=== SHORT PROBLEM ===
What follows is a listing. Return every line of it exactly.

=== MATERIAL FOR THIS TASK ===
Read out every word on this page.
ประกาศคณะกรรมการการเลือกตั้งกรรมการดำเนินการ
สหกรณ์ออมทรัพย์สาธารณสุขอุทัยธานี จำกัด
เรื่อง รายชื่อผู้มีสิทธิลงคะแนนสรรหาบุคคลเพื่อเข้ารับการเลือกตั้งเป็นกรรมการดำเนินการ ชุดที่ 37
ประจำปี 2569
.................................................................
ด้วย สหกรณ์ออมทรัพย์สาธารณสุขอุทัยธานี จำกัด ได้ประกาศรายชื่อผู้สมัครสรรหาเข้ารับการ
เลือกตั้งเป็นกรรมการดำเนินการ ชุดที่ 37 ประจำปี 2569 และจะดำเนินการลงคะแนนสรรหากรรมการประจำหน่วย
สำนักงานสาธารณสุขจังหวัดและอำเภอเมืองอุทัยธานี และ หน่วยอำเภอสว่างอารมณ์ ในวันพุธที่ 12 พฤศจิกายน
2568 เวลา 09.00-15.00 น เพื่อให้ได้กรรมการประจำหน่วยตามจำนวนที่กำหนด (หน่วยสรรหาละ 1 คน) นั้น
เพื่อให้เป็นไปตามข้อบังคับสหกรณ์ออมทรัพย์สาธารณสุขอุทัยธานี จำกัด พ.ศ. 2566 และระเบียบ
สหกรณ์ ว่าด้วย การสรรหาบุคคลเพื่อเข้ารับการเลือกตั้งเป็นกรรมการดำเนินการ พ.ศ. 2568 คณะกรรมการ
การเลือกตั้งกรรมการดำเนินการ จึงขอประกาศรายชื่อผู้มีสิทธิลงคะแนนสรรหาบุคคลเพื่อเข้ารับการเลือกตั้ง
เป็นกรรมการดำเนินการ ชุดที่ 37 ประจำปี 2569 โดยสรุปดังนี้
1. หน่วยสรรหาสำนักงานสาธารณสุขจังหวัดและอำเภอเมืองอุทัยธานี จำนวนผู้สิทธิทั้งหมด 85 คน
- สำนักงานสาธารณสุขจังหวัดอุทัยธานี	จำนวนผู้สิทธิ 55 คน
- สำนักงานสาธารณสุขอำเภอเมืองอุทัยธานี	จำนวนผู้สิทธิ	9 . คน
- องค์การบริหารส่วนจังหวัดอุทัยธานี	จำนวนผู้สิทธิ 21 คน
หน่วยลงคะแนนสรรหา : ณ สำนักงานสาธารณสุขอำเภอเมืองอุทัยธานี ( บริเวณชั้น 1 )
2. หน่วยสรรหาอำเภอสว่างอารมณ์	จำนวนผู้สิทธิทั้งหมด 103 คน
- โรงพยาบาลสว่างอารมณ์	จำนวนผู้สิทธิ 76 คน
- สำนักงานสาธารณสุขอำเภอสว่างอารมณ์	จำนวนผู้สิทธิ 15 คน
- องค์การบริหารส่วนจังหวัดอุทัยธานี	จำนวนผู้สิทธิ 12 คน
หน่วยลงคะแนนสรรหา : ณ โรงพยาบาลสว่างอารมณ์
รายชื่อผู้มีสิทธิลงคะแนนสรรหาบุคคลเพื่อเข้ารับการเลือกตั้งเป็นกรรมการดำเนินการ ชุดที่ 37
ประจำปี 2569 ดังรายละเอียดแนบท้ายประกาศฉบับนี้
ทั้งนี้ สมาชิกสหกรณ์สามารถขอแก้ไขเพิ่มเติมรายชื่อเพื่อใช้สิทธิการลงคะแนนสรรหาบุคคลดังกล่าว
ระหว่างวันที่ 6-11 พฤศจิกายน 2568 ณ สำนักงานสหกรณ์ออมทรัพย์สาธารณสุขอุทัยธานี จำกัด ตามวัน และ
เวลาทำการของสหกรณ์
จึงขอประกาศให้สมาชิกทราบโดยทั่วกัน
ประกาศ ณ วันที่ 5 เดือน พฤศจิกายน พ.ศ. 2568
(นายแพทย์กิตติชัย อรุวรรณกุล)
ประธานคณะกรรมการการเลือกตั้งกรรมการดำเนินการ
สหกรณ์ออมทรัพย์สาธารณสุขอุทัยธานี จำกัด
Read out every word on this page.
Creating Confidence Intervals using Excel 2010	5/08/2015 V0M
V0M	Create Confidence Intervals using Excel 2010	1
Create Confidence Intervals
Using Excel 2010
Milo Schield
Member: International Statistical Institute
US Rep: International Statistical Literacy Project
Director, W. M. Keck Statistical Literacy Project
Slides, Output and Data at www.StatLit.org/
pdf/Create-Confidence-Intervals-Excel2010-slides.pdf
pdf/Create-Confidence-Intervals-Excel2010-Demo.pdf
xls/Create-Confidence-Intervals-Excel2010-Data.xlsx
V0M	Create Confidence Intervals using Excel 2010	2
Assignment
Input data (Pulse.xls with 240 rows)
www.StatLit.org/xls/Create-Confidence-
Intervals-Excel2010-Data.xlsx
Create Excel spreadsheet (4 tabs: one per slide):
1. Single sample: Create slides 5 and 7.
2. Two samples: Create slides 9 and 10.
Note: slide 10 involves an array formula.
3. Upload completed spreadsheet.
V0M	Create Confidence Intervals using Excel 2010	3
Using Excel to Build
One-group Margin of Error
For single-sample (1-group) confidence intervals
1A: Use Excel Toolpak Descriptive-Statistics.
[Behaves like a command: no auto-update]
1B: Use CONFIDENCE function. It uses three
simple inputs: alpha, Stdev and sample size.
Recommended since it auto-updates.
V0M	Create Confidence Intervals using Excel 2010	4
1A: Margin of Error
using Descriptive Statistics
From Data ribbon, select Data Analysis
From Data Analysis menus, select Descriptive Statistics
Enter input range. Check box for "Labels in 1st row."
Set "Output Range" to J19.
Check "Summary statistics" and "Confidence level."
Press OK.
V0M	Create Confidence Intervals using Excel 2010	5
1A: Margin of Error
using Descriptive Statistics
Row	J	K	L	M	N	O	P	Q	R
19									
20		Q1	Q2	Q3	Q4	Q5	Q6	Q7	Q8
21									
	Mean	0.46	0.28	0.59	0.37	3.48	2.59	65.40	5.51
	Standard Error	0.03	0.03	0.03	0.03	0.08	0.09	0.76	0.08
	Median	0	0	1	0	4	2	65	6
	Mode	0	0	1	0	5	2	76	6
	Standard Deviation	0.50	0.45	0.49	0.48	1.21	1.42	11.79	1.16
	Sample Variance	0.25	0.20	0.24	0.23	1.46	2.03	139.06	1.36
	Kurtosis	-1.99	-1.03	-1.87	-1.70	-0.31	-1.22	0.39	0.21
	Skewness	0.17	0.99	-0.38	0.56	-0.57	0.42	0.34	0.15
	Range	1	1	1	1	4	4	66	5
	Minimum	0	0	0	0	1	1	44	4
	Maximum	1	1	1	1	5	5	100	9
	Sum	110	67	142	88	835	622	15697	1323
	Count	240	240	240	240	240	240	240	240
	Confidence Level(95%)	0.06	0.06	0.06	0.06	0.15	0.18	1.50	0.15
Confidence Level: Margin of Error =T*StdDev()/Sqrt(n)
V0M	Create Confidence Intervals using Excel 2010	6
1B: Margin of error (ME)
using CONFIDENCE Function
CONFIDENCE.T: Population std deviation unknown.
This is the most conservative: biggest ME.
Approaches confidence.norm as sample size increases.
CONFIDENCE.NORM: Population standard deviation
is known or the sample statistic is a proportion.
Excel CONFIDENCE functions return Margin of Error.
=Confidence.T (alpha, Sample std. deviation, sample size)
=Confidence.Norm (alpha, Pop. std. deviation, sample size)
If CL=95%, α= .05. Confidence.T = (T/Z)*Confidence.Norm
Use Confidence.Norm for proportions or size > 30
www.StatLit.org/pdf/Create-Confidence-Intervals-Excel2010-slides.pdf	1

=== THE OUTPUT ===
Read out every word on this page.
ประกาศคณะกรรมการการเลือกตั้งกรรมการดำเนินการ
สหกรณ์ออมทรัพย์สาธารณสุขอุทัยธานี จำกัด
เรื่อง รายชื่อผู้มีสิทธิลงคะแนนสรรหาบุคคลเพื่อเข้ารับการเลือกตั้งเป็นกรรมการดำเนินการ ชุดที่ 37
ประจำปี 2569
.................................................................
ด้วย สหกรณ์ออมทรัพย์สาธารณสุขอุทัยธานี จำกัด ได้ประกาศรายชื่อผู้สมัครสรรหาเข้ารับการ
เลือกตั้งเป็นกรรมการดำเนินการ ชุดที่ 37 ประจำปี 2569 และจะดำเนินการลงคะแนนสรรหากรรมการประจำหน่วย
สำนักงานสาธารณสุขจังหวัดและอำเภอเมืองอุทัยธานี และ หน่วยอำเภอสว่างอารมณ์ ในวันพุธที่ 12 พฤศจิกายน
2568 เวลา 09.00-15.00 น เพื่อให้ได้กรรมการประจำหน่วยตามจำนวนที่กำหนด (หน่วยสรรหาละ 1 คน) นั้น
เพื่อให้เป็นไปตามข้อบังคับสหกรณ์ออมทรัพย์สาธารณสุขอุทัยธานี จำกัด พ.ศ. 2566 และระเบียบ
สหกรณ์ ว่าด้วย การสรรหาบุคคลเพื่อเข้ารับการเลือกตั้งเป็นกรรมการดำเนินการ พ.ศ. 2568 คณะกรรมการ
การเลือกตั้งกรรมการดำเนินการ จึงขอประกาศรายชื่อผู้มีสิทธิลงคะแนนสรรหาบุคคลเพื่อเข้ารับการเลือกตั้ง
เป็นกรรมการดำเนินการ ชุดที่ 37 ประจำปี 2569 โดยสรุปดังนี้
1. หน่วยสรรหาสำนักงานสาธารณสุขจังหวัดและอำเภอเมืองอุทัยธานี จำนวนผู้สิทธิทั้งหมด 85 คน
- สำนักงานสาธารณสุขจังหวัดอุทัยธานี	จำนวนผู้สิทธิ 55 คน
- สำนักงานสาธารณสุขอำเภอเมืองอุทัยธานี	จำนวนผู้สิทธิ	9 . คน
- องค์การบริหารส่วนจังหวัดอุทัยธานี	จำนวนผู้สิทธิ 21 คน
หน่วยลงคะแนนสรรหา : ณ สำนักงานสาธารณสุขอำเภอเมืองอุทัยธานี ( บริเวณชั้น 1 )
2. หน่วยสรรหาอำเภอสว่างอารมณ์	จำนวนผู้สิทธิทั้งหมด 103 คน
- โรงพยาบาลสว่างอารมณ์	จำนวนผู้สิทธิ 76 คน
- สำนักงานสาธารณสุขอำเภอสว่างอารมณ์	จำนวนผู้สิทธิ 15 คน
- องค์การบริหารส่วนจังหวัดอุทัยธานี	จำนวนผู้สิทธิ 12 คน
หน่วยลงคะแนนสรรหา : ณ โรงพยาบาลสว่างอารมณ์
รายชื่อผู้มีสิทธิลงคะแนนสรรหาบุคคลเพื่อเข้ารับการเลือกตั้งเป็นกรรมการดำเนินการ ชุดที่ 37
ประจำปี 2569 ดังรายละเอียดแนบท้ายประกาศฉบับนี้
ทั้งนี้ สมาชิกสหกรณ์สามารถขอแก้ไขเพิ่มเติมรายชื่อเพื่อใช้สิทธิการลงคะแนนสรรหาบุคคลดังกล่าว
ระหว่างวันที่ 6-11 พฤศจิกายน 2568 ณ สำนักงานสหกรณ์ออมทรัพย์สาธารณสุขอุทัยธานี จำกัด ตามวัน และ
เวลาทำการของสหกรณ์
จึงขอประกาศให้สมาชิกทราบโดยทั่วกัน
ประกาศ ณ วันที่ 5 เดือน พฤศจิกายน พ.ศ. 2568
(นายแพทย์กิตติชัย อรุวรรณกุล)
ประธานคณะกรรมการการเลือกตั้งกรรมการดำเนินการ
สหกรณ์ออมทรัพย์สาธารณสุขอุทัยธานี จำกัด
Read out every word on this page.
Creating Confidence Intervals using Excel 2010	5/08/2015 V0M
V0M	Create Confidence Intervals using Excel 2010	1
Create Confidence Intervals
Using Excel 2010
Milo Schield
Member: International Statistical Institute
US Rep: International Statistical Literacy Project
Director, W. M. Keck Statistical Literacy Project
Slides, Output and Data at www.StatLit.org/
pdf/Create-Confidence-Intervals-Excel2010-slides.pdf
pdf/Create-Confidence-Intervals-Excel2010-Demo.pdf
xls/Create-Confidence-Intervals-Excel2010-Data.xlsx
V0M	Create Confidence Intervals using Excel 2010	2
Assignment
Input data (Pulse.xls with 240 rows)
www.StatLit.org/xls/Create-Confidence-
Intervals-Excel2010-Data.xlsx
Create Excel spreadsheet (4 tabs: one per slide):
1. Single sample: Create slides 5 and 7.
2. Two samples: Create slides 9 and 10.
Note: slide 10 involves an array formula.
3. Upload completed spreadsheet.
V0M	Create Confidence Intervals using Excel 2010	3
Using Excel to Build
One-group Margin of Error
For single-sample (1-group) confidence intervals
1A: Use Excel Toolpak Descriptive-Statistics.
[Behaves like a command: no auto-update]
1B: Use CONFIDENCE function. It uses three
simple inputs: alpha, Stdev and sample size.
Recommended since it auto-updates.
V0M	Create Confidence Intervals using Excel 2010	4
1A: Margin of Error
using Descriptive Statistics
From Data ribbon, select Data Analysis
From Data Analysis menus, select Descriptive Statistics
Enter input range. Check box for "Labels in 1st row."
Set "Output Range" to J19.
Check "Summary statistics" and "Confidence level."
Press OK.
V0M	Create Confidence Intervals using Excel 2010	5
1A: Margin of Error
using Descriptive Statistics
Row	J	K	L	M	N	O	P	Q	R
19									
20		Q1	Q2	Q3	Q4	Q5	Q6	Q7	Q8
21									
	Mean	0.46	0.28	0.59	0.37	3.48	2.59	65.40	5.51
	Standard Error	0.03	0.03	0.03	0.03	0.08	0.09	0.76	0.08
	Median	0	0	1	0	4	2	65	6
	Mode	0	0	1	0	5	2	76	6
	Standard Deviation	0.50	0.45	0.49	0.48	1.21	1.42	11.79	1.16
	Sample Variance	0.25	0.20	0.24	0.23	1.46	2.03	139.06	1.36
	Kurtosis	-1.99	-1.03	-1.87	-1.70	-0.31	-1.22	0.39	0.21
	Skewness	0.17	0.99	-0.38	0.56	-0.57	0.42	0.34	0.15
	Range	1	1	1	1	4	4	66	5
	Minimum	0	0	0	0	1	1	44	4
	Maximum	1	1	1	1	5	5	100	9
	Sum	110	67	142	88	835	622	15697	1323
	Count	240	240	240	240	240	240	240	240
	Confidence Level(95%)	0.06	0.06	0.06	0.06	0.15	0.18	1.50	0.15
Confidence Level: Margin of Error =T*StdDev()/Sqrt(n)
V0M	Create Confidence Intervals using Excel 2010	6
1B: Margin of error (ME)
using CONFIDENCE Function
CONFIDENCE.T: Population std deviation unknown.
This is the most conservative: biggest ME.
Approaches confidence.norm as sample size increases.
CONFIDENCE.NORM: Population standard deviation
is known or the sample statistic is a proportion.
Excel CONFIDENCE functions return Margin of Error.
=Confidence.T (alpha, Sample std. deviation, sample size)
=Confidence.Norm (alpha, Pop. std. deviation, sample size)
If CL=95%, α= .05. Confidence.T = (T/Z)*Confidence.Norm
Use Confidence.Norm for proportions or size > 30
www.StatLit.org/pdf/Create-Confidence-Intervals-Excel2010-slides.pdf	1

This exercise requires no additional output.